説明

センサーシートおよびその製造方法

【課題】電極のパターンが目立たないセンサーシートを歩留まり良く製造すること。
【解決手段】基材シート2と、基材シート2をその厚さ方向から見たときに互いに隙間を空けて基材シート2に形成された電極部3とを備えるセンサーシートの製造方法であって、光の屈折率と色との少なくともいずれかが電極部3と同じである導電性材料を含有する液体からなる複数の液滴を、基材シート2上であって電極部3の間へ向けて、基材シート2をその厚さ方向から見たときに互いに離間した位置に付着するように飛ばし、複数の液滴を基材シート2に付着させたあとに、複数の液滴を乾燥あるいは硬化させることにより電極部3の隙間を補間する補間部10を形成する。

【発明の詳細な説明】
【技術分野】
【0001】
本発明は、センサーシートおよびその製造方法に関する。
【背景技術】
【0002】
従来、携帯電話やパーソナルコンピュータなどの電子機器において、画面上に表示された情報を入力するための手段として、タッチパネルが利用されている。たとえば、人の指などが接触することによる静電容量の変化を検出し、人の指が接触した位置を検知する静電容量型のセンサーシートを用いたタッチパネルが知られている。

表示データ ▸
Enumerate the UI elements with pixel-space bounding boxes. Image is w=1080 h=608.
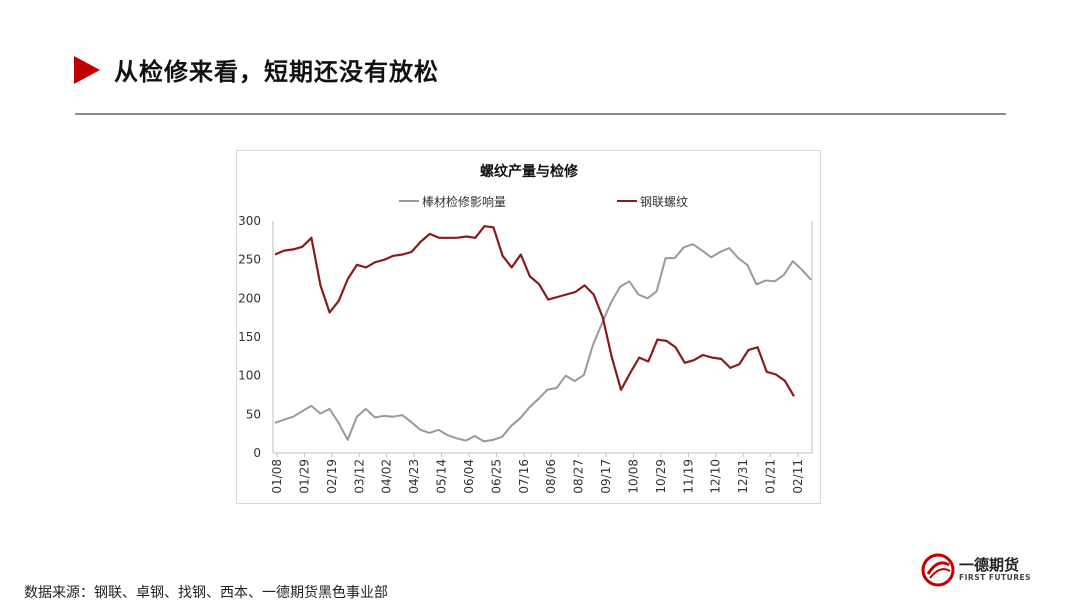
...
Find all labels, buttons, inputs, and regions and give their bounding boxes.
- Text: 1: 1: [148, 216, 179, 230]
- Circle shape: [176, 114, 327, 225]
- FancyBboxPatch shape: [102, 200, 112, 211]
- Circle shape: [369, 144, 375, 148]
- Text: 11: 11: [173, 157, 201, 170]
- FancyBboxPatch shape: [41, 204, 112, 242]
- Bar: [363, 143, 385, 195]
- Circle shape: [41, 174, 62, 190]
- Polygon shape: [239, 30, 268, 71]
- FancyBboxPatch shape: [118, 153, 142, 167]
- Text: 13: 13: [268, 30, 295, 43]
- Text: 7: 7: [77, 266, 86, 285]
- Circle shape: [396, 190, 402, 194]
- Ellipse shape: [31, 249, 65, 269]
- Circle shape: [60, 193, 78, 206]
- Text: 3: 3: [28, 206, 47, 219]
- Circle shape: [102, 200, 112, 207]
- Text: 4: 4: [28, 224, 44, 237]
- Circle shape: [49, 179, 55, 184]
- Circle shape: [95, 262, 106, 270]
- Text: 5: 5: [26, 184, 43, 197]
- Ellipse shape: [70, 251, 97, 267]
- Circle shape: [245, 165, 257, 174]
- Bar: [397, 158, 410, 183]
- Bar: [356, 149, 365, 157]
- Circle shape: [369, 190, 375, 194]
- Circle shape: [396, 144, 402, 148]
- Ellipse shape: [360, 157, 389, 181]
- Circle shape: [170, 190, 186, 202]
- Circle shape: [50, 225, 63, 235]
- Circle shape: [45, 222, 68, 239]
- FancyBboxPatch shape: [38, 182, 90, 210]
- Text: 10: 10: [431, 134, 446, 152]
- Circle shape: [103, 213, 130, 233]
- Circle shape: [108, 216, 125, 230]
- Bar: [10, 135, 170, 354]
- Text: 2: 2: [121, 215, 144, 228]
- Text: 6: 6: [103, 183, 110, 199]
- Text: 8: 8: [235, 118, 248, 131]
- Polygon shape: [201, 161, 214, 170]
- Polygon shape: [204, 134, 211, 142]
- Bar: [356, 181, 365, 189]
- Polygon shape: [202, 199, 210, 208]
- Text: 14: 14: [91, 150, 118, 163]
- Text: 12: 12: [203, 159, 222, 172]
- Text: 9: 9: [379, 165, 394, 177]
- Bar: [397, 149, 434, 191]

課題の内容 ▸
次の(a)〜(c)の記述がセンサーシートに関する文書の内容と一致するかどうかを、はいかいいえで答えてください。それぞれ、判断の決め手となる文書中の語句をそのまま引用して添えてください。
(a) 課題は、電極のパターンが目立たないセンサーシートを歩留まり良く製造することである。
(b) 複数の液滴は、基材シート上で互いに接する位置に付着するように飛ばされる。
(c) 背景技術として知られているのは、抵抗膜型のセンサーシートを用いたタッチパネルである。

この課題の答え ▸
(a) はい。「電極のパターンが目立たないセンサーシートを歩留まり良く製造すること。」
(b) いいえ。「互いに離間した位置に付着するように飛ばし」
(c) いいえ。「静電容量型のセンサーシートを用いたタッチパネルが知られている。」